-------- DATASET EXTRACT --------
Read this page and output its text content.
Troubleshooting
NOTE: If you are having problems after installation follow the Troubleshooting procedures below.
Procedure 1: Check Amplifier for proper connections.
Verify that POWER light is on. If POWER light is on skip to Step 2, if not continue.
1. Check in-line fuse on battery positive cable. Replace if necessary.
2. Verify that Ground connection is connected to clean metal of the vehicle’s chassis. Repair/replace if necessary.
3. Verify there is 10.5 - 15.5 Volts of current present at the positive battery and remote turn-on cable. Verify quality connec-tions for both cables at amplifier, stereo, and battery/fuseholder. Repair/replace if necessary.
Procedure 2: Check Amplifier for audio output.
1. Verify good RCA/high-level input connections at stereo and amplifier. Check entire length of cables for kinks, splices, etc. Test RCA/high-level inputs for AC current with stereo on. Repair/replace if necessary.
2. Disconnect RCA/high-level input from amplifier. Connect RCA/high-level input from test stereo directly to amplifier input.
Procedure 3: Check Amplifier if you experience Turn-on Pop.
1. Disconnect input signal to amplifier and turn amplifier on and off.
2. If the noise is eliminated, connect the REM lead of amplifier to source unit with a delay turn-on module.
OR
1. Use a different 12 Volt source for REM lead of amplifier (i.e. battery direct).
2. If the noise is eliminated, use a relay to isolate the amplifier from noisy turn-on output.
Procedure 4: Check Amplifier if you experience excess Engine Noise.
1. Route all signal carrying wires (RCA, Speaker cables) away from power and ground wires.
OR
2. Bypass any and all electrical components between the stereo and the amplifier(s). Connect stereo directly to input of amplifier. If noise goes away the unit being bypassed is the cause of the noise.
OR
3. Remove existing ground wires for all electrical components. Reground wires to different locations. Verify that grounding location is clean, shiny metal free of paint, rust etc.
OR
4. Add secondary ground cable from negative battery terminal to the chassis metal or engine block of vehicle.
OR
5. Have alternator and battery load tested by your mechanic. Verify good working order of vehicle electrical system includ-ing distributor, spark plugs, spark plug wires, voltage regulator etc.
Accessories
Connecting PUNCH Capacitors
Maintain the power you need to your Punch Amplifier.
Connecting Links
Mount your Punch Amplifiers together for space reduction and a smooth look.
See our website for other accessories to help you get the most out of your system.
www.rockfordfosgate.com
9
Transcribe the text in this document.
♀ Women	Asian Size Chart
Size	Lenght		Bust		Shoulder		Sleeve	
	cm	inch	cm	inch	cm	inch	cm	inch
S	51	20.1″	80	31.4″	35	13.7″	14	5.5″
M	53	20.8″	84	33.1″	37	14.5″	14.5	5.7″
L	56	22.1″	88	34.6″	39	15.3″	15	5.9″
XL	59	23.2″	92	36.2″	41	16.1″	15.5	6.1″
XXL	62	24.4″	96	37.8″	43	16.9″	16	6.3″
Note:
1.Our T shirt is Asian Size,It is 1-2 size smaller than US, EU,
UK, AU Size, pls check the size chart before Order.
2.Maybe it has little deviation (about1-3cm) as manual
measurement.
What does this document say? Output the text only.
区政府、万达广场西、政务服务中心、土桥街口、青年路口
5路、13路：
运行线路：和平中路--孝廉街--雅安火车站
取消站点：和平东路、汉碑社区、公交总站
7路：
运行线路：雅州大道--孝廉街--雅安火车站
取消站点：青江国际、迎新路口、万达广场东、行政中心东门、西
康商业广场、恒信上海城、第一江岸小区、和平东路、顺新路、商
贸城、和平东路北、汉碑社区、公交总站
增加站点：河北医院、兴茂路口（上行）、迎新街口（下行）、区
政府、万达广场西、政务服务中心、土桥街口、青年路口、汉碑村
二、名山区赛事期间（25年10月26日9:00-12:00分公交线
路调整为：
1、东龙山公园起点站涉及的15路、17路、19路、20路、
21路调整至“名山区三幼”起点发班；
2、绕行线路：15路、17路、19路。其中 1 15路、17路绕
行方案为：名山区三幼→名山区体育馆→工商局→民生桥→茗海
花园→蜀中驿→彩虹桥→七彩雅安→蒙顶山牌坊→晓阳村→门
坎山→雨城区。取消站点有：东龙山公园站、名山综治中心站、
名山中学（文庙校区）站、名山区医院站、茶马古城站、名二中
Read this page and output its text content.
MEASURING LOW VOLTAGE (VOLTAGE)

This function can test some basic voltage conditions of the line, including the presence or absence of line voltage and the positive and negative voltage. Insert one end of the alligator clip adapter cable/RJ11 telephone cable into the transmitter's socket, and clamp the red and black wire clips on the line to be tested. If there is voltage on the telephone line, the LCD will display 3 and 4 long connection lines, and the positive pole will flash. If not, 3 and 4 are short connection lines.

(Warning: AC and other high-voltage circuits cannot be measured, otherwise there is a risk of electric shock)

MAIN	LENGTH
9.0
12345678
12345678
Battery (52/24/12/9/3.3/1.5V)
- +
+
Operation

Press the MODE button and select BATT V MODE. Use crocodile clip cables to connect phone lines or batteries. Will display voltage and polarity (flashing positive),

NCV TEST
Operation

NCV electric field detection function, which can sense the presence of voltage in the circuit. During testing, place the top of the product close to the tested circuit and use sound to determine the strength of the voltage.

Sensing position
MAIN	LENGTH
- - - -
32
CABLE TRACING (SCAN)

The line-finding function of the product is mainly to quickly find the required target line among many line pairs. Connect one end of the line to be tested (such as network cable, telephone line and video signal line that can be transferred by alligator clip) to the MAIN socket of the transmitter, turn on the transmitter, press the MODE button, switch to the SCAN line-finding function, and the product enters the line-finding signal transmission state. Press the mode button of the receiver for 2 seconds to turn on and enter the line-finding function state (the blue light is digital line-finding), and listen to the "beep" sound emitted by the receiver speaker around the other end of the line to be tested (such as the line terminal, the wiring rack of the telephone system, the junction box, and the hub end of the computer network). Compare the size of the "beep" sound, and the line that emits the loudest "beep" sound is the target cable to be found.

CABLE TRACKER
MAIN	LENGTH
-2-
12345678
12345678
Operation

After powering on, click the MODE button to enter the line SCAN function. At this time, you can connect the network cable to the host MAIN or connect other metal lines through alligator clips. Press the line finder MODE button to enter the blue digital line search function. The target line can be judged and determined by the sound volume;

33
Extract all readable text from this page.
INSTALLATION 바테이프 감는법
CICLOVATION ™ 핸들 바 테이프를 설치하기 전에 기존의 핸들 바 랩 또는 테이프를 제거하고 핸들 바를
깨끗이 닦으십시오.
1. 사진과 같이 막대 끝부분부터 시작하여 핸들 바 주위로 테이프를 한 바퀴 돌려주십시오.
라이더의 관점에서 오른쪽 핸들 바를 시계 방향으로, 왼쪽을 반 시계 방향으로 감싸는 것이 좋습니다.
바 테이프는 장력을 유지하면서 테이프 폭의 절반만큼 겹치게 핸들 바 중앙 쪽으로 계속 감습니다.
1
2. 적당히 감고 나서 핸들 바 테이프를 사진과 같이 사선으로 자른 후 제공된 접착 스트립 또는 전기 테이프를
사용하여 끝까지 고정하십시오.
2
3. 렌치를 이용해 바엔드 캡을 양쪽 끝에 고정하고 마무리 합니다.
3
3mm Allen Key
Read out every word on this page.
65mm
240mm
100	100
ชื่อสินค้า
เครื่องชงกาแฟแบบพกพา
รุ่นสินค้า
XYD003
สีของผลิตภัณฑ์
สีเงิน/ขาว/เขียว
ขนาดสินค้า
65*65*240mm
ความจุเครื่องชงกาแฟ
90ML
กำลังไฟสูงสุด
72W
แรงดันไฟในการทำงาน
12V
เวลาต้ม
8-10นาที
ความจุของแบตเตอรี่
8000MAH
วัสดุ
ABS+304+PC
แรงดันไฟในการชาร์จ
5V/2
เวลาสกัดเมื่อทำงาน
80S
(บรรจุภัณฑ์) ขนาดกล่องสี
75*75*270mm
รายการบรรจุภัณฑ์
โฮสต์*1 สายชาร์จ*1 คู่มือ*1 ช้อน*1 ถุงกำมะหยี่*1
--------
• _EXERCISE OBJECTIVE_
Collect every line with the string "your" from the records, and copy each.

• _REPLY_
5. Have alternator and battery load tested by your mechanic. Verify good working order of vehicle electrical system includ-ing distributor, spark plugs, spark plug wires, voltage regulator etc.
Maintain the power you need to your Punch Amplifier.
Mount your Punch Amplifiers together for space reduction and a smooth look.
See our website for other accessories to help you get the most out of your system.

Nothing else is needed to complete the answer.